* The task *
In the data below, copy word for word the lines from the one containing "browser-extension-label: With Browser" through the one containing "google-calendar-label: Google Calendar", both included.

## BEGIN Stored data

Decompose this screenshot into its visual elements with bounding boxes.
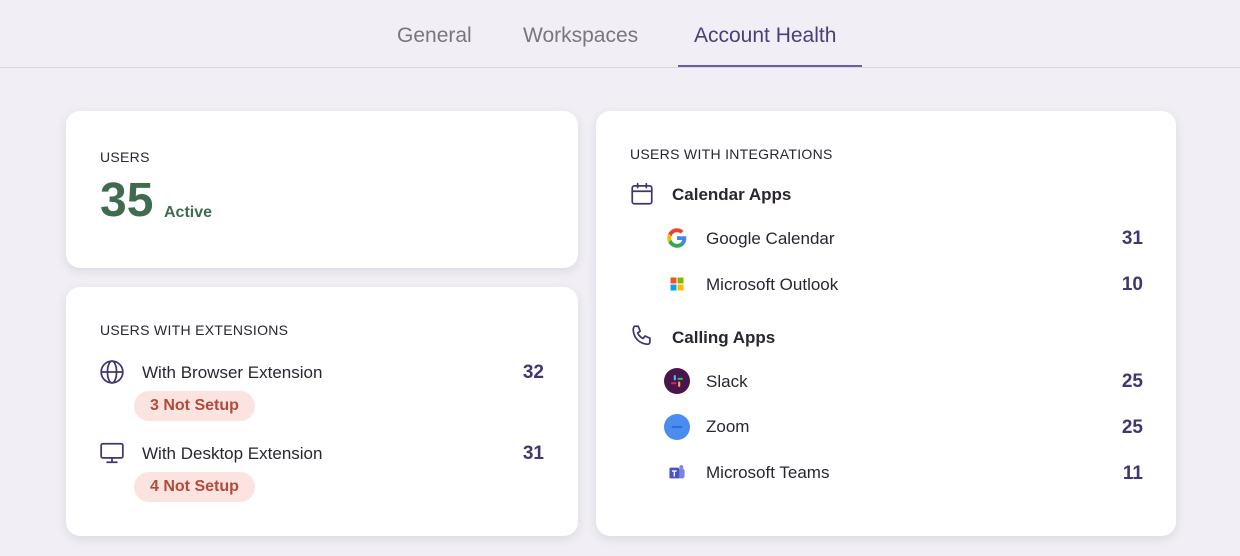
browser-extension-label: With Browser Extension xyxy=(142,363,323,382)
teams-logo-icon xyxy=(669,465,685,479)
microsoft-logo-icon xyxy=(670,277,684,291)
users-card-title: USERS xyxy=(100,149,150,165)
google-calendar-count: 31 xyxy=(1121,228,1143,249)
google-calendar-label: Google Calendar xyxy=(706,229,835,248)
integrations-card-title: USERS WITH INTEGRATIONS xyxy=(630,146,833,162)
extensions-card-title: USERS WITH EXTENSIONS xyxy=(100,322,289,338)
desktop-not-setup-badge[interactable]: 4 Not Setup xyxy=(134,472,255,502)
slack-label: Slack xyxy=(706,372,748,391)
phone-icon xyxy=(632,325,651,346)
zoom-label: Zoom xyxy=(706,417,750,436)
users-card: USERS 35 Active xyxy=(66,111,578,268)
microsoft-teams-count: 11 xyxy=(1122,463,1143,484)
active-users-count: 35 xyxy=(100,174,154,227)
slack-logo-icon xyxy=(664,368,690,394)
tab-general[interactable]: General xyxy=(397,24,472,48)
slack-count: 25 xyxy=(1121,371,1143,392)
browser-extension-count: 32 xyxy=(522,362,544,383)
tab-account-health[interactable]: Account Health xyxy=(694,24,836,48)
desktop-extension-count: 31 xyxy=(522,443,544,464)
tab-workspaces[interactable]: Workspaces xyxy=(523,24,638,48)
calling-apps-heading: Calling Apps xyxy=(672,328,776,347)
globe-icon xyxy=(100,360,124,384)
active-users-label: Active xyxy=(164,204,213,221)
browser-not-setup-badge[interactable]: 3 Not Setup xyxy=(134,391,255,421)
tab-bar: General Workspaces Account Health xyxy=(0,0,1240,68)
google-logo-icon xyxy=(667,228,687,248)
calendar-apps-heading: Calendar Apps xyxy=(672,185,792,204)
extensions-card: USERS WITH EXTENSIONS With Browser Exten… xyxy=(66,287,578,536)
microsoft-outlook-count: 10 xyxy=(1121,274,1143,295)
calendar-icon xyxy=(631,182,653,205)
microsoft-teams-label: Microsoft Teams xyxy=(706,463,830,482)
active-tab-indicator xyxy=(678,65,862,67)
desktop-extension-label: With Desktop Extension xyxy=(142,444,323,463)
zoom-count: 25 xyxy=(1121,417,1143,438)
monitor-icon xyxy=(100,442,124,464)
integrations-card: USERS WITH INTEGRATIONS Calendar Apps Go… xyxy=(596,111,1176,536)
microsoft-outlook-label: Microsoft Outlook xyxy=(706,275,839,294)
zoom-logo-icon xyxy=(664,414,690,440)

## END Stored data
## BEGIN Stored data

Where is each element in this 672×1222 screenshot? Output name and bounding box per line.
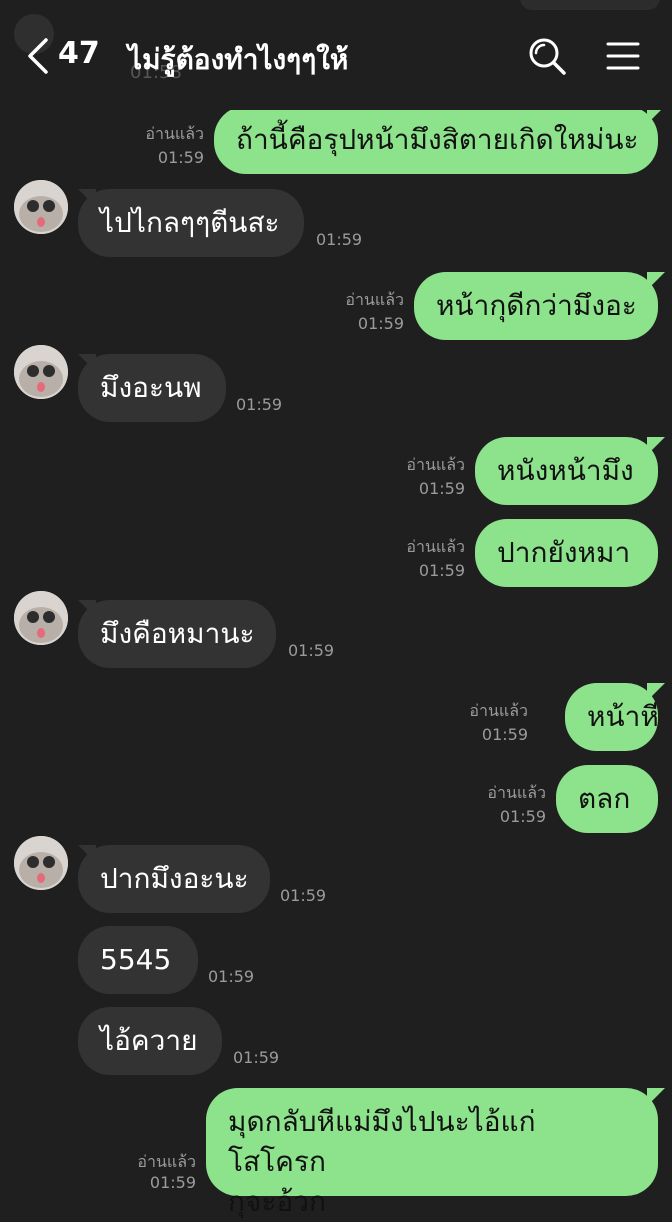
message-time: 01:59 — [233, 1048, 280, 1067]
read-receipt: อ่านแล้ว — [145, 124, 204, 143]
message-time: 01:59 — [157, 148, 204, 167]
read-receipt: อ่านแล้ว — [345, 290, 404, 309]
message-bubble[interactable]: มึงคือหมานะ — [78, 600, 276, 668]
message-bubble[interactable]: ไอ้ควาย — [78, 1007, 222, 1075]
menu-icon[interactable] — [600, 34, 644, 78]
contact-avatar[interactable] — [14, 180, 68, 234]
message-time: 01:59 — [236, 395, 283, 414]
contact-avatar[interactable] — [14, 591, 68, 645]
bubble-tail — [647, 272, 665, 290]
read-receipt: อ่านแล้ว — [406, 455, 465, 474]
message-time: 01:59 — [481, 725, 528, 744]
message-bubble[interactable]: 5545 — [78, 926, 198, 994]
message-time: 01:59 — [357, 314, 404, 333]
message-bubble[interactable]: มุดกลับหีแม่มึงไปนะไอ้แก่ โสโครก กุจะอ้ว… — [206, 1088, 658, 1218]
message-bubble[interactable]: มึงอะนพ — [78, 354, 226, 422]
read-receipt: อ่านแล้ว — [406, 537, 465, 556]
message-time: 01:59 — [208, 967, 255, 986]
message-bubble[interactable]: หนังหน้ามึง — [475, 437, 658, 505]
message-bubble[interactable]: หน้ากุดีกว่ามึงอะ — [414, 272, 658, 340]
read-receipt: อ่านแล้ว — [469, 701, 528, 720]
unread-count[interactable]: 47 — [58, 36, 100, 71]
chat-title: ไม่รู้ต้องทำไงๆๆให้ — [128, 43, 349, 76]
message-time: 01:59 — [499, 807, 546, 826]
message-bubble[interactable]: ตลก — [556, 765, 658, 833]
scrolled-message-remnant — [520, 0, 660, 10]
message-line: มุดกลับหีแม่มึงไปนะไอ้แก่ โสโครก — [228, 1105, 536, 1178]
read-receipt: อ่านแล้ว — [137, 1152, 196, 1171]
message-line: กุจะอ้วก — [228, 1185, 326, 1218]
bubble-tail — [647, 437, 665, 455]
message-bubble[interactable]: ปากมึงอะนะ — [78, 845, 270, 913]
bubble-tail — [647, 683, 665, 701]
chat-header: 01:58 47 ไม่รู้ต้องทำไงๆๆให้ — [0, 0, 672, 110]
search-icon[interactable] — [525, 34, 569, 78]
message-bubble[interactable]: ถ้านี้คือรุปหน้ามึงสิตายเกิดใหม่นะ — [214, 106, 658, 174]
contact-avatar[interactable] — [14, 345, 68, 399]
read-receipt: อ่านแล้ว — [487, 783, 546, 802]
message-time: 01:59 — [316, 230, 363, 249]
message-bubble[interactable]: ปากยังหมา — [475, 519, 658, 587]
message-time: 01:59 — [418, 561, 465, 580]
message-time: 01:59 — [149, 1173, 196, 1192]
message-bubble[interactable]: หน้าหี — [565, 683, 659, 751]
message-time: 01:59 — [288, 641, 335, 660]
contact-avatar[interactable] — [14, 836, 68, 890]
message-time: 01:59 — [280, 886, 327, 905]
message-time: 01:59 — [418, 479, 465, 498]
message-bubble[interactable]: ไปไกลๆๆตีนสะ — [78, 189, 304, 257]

## END Stored data

* Solution *
browser-extension-label: With Browser Extension xyxy=(142,363,323,382)
teams-logo-icon xyxy=(669,465,685,479)
microsoft-logo-icon xyxy=(670,277,684,291)
users-card-title: USERS xyxy=(100,149,150,165)
google-calendar-count: 31 xyxy=(1121,228,1143,249)
google-calendar-label: Google Calendar xyxy=(706,229,835,248)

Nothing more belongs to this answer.